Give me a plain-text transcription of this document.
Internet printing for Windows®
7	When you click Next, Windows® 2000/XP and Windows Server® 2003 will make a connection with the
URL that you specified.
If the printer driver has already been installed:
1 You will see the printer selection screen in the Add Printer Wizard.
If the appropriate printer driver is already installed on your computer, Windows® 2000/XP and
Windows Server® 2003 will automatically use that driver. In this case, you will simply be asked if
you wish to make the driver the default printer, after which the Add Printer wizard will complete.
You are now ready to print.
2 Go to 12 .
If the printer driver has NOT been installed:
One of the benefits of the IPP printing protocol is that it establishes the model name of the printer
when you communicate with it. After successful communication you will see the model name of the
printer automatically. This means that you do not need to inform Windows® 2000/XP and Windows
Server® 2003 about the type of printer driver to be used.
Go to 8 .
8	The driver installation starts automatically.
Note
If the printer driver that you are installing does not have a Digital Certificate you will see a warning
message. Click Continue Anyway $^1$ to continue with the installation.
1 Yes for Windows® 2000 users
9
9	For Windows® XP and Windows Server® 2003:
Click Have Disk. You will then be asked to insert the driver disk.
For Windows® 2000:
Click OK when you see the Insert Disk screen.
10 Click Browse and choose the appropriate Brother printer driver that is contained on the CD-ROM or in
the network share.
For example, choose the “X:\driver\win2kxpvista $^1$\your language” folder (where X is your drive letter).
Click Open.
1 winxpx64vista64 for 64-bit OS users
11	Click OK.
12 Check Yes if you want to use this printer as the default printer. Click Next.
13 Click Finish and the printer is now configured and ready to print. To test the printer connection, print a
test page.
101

····················

Exercise brief:
Transcribe each record exactly. Leave nothing out.

Reply:
Give me a plain-text transcription of this document.
Internet printing for Windows®
7	When you click Next, Windows® 2000/XP and Windows Server® 2003 will make a connection with the
URL that you specified.
If the printer driver has already been installed:
1 You will see the printer selection screen in the Add Printer Wizard.
If the appropriate printer driver is already installed on your computer, Windows® 2000/XP and
Windows Server® 2003 will automatically use that driver. In this case, you will simply be asked if
you wish to make the driver the default printer, after which the Add Printer wizard will complete.
You are now ready to print.
2 Go to 12 .
If the printer driver has NOT been installed:
One of the benefits of the IPP printing protocol is that it establishes the model name of the printer
when you communicate with it. After successful communication you will see the model name of the
printer automatically. This means that you do not need to inform Windows® 2000/XP and Windows
Server® 2003 about the type of printer driver to be used.
Go to 8 .
8	The driver installation starts automatically.
Note
If the printer driver that you are installing does not have a Digital Certificate you will see a warning
message. Click Continue Anyway $^1$ to continue with the installation.
1 Yes for Windows® 2000 users
9
9	For Windows® XP and Windows Server® 2003:
Click Have Disk. You will then be asked to insert the driver disk.
For Windows® 2000:
Click OK when you see the Insert Disk screen.
10 Click Browse and choose the appropriate Brother printer driver that is contained on the CD-ROM or in
the network share.
For example, choose the “X:\driver\win2kxpvista $^1$\your language” folder (where X is your drive letter).
Click Open.
1 winxpx64vista64 for 64-bit OS users
11	Click OK.
12 Check Yes if you want to use this printer as the default printer. Click Next.
13 Click Finish and the printer is now configured and ready to print. To test the printer connection, print a
test page.
101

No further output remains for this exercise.